What lines of the data include the string "Forecast"? Copy them all.

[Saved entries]
____________________

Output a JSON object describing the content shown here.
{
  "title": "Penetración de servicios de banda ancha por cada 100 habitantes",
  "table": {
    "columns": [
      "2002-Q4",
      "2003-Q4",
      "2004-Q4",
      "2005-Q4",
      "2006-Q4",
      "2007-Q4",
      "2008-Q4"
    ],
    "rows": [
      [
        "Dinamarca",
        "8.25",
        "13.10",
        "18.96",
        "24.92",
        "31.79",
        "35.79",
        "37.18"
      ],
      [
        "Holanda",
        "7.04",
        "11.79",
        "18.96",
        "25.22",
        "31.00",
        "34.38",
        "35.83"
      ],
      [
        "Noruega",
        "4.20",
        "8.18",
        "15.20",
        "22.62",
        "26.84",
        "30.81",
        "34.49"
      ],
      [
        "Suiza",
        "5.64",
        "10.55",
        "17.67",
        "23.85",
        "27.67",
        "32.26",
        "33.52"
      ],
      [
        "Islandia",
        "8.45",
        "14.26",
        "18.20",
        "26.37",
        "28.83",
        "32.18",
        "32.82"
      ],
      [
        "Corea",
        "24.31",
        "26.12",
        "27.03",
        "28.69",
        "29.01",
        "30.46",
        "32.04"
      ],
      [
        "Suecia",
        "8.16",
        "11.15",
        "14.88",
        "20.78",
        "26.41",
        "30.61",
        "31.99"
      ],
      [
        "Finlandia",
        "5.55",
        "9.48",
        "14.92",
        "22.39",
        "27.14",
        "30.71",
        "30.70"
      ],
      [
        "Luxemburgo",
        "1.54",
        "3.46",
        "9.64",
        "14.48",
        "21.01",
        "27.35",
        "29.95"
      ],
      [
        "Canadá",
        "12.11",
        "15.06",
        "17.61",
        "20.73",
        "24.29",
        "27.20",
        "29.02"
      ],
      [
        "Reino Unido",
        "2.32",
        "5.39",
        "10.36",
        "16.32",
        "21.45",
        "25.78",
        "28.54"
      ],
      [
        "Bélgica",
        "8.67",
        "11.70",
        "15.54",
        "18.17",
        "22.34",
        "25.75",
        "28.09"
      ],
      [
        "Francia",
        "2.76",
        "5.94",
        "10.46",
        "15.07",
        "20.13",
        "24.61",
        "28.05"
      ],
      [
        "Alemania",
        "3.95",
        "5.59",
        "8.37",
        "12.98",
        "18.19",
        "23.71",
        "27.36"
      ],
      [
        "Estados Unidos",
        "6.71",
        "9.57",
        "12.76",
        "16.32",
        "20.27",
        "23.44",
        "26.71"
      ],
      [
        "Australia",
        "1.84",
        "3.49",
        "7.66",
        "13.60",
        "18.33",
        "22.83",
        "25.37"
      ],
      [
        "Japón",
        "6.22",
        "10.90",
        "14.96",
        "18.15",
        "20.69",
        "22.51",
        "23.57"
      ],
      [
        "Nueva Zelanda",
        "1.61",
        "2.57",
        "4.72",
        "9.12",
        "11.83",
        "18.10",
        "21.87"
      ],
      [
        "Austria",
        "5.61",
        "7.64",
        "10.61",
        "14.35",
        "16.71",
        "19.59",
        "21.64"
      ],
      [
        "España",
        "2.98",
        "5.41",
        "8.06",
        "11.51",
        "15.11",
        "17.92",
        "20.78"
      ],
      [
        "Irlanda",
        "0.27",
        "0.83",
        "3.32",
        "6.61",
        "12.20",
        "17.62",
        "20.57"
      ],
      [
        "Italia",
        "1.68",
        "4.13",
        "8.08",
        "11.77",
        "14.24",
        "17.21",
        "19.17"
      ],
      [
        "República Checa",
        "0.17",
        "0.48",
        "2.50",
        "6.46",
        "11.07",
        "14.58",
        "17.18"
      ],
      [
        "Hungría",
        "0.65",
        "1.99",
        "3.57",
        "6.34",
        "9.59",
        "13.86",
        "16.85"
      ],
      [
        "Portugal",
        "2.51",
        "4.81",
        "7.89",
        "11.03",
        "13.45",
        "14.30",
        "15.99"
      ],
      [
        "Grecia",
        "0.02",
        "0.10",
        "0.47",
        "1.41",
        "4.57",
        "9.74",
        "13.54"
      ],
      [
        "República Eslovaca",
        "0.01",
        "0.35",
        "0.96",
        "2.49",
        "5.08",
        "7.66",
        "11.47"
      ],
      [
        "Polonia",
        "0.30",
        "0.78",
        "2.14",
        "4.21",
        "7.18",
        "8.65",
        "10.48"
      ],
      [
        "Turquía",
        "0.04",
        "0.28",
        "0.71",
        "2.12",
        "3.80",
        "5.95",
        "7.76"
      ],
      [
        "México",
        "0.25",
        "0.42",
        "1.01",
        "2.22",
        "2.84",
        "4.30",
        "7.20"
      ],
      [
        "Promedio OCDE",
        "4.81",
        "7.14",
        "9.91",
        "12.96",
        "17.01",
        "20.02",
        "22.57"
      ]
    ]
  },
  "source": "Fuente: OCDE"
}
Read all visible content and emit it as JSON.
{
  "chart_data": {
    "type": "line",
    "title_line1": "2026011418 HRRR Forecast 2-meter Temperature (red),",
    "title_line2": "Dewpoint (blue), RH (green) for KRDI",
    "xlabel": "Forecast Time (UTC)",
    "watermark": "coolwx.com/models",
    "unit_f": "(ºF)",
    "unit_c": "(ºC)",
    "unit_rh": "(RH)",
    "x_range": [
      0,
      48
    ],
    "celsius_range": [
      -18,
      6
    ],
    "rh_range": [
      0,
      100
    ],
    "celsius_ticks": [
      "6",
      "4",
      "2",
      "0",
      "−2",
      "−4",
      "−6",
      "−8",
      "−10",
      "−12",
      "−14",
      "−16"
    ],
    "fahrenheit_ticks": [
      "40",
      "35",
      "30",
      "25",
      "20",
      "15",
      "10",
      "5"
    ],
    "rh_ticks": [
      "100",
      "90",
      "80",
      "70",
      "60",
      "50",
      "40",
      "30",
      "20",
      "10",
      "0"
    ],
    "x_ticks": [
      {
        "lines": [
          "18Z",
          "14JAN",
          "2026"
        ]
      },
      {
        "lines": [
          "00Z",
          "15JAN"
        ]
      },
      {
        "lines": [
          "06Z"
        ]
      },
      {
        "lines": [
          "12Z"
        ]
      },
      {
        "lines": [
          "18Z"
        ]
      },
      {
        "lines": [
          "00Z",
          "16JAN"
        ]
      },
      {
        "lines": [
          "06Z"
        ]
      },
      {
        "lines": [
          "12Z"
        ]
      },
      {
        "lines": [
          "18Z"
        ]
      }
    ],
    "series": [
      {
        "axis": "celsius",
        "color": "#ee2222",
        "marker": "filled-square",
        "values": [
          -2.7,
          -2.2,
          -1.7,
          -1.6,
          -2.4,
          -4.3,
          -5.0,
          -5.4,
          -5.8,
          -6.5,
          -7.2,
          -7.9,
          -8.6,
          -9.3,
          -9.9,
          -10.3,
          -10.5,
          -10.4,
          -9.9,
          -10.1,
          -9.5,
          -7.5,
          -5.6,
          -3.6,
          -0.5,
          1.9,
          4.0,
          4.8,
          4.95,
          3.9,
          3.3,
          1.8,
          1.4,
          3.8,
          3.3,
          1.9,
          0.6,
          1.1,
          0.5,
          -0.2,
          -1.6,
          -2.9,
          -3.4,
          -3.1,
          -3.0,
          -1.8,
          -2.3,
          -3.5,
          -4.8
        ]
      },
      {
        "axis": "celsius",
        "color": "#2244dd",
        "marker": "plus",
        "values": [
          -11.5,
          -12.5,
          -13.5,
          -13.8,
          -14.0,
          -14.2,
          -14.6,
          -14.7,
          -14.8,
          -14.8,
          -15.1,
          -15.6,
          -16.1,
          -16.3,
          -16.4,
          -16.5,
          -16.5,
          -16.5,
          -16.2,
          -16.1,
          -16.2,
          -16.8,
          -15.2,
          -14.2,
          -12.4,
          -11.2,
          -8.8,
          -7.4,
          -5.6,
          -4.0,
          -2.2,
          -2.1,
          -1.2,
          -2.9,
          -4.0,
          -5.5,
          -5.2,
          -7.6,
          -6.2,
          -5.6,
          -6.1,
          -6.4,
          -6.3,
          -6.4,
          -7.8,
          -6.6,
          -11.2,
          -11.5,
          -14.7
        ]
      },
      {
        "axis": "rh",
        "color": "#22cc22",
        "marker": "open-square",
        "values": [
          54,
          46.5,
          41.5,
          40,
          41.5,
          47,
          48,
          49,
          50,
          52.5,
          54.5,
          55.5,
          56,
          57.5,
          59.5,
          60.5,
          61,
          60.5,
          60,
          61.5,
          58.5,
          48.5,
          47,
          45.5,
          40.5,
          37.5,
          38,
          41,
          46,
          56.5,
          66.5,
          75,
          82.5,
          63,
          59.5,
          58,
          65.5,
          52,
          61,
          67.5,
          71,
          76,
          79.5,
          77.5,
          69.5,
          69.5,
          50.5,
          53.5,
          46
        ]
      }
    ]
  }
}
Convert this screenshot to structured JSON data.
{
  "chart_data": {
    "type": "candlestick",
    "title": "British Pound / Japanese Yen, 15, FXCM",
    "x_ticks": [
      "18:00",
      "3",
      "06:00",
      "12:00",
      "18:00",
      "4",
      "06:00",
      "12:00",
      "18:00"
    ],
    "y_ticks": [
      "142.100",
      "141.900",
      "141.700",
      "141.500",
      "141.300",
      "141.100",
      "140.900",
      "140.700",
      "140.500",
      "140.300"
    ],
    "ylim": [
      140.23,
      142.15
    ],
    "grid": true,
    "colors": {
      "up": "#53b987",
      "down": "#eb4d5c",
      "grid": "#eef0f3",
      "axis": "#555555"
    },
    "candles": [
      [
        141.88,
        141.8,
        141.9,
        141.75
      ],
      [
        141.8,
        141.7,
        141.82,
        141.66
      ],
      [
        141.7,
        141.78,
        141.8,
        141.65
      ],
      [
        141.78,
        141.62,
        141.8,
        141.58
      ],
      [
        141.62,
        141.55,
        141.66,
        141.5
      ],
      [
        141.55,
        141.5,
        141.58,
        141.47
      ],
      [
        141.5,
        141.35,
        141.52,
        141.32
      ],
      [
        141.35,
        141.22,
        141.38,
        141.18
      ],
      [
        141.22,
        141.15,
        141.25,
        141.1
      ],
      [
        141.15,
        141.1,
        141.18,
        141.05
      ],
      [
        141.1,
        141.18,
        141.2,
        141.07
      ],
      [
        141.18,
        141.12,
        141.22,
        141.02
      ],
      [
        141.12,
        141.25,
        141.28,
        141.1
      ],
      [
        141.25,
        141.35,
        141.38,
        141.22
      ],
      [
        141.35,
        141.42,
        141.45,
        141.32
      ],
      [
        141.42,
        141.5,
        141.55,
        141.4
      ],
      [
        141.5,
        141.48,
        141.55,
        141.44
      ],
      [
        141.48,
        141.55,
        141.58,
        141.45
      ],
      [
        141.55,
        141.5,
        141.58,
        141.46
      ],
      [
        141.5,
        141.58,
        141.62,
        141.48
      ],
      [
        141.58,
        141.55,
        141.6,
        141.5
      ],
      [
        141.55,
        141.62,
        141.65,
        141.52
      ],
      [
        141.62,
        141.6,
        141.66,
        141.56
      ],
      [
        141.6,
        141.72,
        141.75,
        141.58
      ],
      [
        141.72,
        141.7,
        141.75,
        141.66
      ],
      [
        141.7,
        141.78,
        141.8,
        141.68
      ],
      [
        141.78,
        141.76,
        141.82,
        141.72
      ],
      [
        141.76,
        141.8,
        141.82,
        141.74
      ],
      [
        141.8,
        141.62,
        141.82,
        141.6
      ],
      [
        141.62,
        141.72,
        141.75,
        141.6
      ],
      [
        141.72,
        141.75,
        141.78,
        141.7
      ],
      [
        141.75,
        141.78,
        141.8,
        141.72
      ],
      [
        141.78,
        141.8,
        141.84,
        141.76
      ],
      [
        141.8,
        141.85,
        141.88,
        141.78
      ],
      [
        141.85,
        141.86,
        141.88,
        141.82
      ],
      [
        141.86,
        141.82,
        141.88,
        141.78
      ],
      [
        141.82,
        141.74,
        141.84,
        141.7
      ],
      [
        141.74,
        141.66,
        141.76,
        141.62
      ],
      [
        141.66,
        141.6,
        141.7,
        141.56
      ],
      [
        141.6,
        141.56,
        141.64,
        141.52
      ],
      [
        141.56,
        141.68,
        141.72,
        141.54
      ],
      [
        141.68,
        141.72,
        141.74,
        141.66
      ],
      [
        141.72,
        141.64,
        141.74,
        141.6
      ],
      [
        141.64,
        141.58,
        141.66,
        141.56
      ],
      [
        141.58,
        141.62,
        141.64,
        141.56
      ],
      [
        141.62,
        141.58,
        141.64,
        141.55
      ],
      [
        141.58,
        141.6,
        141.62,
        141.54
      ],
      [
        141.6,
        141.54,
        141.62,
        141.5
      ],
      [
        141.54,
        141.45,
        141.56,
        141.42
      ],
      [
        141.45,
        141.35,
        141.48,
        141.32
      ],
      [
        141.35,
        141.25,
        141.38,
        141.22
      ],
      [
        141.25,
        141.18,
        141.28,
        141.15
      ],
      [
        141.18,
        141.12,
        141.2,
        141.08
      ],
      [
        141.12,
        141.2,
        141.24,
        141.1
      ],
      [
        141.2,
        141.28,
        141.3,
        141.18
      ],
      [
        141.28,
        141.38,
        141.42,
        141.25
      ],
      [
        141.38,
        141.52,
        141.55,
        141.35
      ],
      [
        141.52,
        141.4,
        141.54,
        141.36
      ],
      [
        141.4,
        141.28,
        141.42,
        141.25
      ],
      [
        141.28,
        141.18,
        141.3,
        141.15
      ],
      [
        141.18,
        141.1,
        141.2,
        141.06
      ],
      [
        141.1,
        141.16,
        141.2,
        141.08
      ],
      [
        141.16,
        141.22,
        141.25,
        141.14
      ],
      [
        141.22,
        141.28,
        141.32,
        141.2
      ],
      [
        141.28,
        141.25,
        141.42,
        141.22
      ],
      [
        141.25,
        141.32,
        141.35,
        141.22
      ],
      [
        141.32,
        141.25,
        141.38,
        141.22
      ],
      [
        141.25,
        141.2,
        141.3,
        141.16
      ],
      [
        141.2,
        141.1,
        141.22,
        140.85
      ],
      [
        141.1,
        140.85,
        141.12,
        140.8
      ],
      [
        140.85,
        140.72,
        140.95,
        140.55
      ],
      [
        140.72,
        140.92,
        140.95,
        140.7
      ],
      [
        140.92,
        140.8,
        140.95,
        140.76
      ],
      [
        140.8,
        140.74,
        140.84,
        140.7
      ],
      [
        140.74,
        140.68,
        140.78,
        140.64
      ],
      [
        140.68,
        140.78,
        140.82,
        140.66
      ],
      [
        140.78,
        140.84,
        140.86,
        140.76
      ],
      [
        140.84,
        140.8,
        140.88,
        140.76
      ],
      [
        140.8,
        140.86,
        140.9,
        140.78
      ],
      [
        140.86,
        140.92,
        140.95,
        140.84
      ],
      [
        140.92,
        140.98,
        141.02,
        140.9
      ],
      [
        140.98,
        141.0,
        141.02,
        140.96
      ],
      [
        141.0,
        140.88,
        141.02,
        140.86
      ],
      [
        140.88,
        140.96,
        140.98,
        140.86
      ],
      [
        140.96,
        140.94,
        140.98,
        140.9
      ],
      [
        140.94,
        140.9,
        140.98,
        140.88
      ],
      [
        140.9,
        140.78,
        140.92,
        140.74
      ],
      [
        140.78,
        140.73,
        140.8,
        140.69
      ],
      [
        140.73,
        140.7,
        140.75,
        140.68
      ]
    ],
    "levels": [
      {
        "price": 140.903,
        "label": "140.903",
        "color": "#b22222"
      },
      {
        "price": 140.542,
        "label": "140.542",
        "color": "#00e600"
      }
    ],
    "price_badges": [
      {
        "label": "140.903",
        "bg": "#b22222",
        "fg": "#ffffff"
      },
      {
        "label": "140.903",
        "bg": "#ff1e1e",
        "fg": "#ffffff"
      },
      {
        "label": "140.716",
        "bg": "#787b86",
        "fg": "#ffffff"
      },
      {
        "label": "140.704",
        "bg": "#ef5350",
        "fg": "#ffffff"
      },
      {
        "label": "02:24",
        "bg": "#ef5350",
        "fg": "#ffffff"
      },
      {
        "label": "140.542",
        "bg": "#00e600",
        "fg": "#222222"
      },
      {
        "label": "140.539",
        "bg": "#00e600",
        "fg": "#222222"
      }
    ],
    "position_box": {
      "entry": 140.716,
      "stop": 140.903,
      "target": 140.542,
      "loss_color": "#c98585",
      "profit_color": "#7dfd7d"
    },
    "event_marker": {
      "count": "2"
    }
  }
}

____________________

EXPECTED ANSWER:
    "title_line1": "2026011418 HRRR Forecast 2-meter Temperature (red),",
    "xlabel": "Forecast Time (UTC)",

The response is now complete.